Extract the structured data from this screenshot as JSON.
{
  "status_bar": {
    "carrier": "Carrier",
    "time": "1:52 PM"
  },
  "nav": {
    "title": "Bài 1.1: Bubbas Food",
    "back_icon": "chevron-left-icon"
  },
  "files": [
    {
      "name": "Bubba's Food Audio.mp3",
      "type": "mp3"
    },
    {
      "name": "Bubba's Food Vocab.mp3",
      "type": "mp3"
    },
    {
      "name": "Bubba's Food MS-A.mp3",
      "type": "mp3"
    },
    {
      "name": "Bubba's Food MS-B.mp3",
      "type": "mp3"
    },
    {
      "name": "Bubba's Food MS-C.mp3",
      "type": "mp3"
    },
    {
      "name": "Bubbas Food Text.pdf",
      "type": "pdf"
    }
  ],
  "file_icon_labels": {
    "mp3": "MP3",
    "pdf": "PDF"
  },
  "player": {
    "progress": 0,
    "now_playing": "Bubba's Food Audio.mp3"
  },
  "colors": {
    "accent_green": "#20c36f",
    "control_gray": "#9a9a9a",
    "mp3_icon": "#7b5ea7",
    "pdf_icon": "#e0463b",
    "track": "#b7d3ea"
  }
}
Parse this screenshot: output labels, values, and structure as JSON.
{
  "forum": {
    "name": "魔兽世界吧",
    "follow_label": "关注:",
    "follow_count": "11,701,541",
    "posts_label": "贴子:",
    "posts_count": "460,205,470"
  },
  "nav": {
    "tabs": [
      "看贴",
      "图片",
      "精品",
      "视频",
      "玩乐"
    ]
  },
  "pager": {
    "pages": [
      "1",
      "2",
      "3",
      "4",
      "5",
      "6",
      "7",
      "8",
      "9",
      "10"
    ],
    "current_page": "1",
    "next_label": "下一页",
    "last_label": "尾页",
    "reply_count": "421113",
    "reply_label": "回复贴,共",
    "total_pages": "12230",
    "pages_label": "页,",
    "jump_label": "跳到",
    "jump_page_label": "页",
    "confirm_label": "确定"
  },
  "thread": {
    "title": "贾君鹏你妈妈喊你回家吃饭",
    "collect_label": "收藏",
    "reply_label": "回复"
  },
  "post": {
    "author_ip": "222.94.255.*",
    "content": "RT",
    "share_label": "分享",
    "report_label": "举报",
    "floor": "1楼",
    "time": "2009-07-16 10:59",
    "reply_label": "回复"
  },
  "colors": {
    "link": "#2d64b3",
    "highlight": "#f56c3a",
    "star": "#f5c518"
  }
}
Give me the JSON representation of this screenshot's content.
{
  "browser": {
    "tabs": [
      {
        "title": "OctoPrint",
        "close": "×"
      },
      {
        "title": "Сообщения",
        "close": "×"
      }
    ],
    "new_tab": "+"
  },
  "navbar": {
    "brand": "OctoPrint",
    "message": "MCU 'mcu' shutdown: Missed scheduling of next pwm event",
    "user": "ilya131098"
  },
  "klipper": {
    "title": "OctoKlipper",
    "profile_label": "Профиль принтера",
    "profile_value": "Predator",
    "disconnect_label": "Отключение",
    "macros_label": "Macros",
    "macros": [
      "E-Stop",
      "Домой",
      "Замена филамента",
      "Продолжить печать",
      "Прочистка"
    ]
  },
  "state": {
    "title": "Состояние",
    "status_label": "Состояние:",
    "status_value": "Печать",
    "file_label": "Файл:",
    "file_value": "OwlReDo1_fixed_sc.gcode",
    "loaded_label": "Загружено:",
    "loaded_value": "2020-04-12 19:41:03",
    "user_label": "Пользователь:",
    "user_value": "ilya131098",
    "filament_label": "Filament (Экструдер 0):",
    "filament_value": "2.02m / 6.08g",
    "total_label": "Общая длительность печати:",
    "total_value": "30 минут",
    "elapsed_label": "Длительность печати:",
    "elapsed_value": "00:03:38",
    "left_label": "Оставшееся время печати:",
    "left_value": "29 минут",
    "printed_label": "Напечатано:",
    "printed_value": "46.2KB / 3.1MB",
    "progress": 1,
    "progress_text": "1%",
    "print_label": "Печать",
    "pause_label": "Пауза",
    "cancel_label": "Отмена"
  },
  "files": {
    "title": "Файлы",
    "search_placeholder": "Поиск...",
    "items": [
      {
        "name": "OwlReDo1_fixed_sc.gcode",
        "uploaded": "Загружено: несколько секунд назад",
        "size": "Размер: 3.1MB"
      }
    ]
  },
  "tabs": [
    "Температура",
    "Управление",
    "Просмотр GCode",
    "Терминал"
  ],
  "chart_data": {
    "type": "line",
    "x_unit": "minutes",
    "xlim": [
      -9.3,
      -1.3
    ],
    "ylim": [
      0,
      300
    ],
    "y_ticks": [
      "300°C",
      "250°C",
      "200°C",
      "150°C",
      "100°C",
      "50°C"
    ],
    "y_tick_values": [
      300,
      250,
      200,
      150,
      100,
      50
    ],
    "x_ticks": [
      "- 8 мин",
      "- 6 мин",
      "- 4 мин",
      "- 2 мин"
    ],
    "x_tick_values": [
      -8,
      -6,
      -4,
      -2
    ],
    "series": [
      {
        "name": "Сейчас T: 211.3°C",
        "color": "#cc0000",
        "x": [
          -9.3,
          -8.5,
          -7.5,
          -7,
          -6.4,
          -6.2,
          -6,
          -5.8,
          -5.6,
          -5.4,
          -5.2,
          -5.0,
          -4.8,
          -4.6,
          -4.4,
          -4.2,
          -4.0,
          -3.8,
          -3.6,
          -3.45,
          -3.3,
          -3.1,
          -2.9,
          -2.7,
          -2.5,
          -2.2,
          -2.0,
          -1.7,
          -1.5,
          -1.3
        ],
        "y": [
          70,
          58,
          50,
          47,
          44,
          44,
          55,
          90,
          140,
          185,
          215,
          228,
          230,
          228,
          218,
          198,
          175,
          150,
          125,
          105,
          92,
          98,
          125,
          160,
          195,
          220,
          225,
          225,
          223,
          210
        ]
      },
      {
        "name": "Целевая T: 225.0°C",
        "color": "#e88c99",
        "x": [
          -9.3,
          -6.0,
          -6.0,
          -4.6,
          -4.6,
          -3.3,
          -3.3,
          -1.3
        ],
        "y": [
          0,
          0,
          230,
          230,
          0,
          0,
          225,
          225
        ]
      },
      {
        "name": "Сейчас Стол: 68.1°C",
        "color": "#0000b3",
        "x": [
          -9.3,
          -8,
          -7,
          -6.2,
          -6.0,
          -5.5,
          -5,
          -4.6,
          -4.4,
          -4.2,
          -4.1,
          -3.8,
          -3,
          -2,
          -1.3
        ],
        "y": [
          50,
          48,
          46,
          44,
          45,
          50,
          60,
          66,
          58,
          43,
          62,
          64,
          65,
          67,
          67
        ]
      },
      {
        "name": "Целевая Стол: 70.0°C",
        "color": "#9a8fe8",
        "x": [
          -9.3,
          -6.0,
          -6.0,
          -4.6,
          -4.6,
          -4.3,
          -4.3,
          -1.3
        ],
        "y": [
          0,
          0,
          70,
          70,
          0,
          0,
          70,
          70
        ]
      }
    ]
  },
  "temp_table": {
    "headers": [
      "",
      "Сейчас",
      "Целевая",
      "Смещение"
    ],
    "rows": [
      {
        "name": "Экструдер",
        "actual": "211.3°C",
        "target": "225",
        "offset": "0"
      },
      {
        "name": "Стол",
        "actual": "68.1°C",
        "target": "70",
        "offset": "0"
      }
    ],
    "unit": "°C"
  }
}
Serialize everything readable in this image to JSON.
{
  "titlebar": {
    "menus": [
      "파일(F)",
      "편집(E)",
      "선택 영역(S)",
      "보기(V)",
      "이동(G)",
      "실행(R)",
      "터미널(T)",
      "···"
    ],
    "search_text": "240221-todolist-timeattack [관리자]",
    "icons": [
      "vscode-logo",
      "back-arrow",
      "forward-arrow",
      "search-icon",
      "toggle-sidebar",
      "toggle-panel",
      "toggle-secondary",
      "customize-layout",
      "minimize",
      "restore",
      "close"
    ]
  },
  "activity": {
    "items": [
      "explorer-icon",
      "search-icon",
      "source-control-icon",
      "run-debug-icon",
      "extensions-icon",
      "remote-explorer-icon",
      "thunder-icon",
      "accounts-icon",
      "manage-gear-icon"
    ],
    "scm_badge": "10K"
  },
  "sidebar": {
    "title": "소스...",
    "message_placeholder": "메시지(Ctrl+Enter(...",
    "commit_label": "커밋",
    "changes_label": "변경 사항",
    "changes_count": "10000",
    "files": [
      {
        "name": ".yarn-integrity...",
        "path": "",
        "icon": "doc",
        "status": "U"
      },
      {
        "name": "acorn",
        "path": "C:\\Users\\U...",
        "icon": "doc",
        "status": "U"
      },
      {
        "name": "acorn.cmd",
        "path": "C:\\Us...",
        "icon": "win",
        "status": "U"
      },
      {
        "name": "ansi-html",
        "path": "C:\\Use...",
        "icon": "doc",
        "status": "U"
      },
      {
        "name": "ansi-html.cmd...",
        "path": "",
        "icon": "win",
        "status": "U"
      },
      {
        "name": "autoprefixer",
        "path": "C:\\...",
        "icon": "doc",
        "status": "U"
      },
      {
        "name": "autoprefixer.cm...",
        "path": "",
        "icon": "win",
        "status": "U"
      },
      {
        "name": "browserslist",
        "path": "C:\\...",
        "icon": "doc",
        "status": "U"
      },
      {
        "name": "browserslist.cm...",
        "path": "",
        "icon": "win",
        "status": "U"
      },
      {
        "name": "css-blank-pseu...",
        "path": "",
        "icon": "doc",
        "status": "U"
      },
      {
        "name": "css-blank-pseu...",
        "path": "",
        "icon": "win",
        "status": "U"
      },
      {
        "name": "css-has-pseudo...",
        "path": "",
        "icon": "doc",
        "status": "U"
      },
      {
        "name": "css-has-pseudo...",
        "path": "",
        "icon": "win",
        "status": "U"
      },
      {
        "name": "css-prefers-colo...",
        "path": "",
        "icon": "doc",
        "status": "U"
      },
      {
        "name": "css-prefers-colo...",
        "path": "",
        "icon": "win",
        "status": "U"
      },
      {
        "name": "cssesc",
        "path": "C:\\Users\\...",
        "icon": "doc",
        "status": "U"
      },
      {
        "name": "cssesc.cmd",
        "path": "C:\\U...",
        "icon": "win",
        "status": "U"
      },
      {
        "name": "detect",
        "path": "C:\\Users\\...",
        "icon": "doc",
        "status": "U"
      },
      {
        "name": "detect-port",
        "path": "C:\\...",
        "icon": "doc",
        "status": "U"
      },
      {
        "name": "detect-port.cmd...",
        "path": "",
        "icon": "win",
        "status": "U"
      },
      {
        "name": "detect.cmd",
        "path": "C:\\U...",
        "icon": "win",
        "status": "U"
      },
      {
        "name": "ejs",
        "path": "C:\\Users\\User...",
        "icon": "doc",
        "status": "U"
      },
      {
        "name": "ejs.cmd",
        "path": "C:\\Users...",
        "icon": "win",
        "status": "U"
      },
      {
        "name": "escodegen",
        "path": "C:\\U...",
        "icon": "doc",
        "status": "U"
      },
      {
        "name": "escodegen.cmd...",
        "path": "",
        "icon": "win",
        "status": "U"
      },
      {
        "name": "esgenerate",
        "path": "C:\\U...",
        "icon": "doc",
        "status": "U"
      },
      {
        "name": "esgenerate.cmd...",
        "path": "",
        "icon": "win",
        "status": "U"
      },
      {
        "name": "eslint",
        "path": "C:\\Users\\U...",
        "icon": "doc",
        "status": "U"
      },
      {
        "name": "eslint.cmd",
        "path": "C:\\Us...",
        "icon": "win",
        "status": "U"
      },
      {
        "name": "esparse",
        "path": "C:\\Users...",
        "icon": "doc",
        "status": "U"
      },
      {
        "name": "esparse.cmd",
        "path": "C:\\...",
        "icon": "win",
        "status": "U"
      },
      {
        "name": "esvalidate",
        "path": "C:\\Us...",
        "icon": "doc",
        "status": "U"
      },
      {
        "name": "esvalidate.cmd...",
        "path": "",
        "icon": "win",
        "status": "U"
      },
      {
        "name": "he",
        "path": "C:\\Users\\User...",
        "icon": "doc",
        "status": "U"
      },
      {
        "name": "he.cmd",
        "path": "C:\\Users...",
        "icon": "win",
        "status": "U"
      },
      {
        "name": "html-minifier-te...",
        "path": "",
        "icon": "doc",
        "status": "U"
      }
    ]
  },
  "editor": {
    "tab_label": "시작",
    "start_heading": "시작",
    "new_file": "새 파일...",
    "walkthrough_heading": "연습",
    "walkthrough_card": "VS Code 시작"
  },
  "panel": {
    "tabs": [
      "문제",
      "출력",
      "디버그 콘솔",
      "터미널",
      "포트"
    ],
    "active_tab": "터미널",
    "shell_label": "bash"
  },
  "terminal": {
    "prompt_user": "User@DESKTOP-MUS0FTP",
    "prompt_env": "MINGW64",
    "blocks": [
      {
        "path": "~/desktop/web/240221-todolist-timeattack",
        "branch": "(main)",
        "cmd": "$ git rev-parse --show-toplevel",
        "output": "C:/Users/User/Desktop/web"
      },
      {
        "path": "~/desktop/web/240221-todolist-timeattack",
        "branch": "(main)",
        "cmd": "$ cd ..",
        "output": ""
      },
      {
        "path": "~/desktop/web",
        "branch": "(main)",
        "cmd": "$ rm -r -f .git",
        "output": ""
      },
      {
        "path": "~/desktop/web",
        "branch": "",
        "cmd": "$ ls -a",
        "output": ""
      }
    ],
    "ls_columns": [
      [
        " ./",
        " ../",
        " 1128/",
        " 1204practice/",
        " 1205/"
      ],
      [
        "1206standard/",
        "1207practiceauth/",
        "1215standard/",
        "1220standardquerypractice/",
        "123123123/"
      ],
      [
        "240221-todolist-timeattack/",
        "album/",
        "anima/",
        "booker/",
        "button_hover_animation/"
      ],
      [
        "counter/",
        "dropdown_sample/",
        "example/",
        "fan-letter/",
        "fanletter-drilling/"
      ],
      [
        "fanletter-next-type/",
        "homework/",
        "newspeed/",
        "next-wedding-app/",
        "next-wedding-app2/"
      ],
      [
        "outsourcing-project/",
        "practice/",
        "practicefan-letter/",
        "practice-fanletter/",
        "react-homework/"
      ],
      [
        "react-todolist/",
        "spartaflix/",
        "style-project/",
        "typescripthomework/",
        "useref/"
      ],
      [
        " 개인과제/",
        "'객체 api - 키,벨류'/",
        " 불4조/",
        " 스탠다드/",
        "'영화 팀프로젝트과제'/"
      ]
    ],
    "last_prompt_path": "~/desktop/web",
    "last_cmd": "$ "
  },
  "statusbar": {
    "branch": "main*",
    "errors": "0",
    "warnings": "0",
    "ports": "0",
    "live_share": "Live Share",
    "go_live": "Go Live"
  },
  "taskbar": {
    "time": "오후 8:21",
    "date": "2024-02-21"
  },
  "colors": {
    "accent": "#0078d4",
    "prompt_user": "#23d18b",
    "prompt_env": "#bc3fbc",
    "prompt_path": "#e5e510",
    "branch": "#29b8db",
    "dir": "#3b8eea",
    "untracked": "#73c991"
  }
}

□ □ □

** Task requirements **
Say how many lines hold the word "esgenerate", giving the number and nothing else.

** Finished task **
2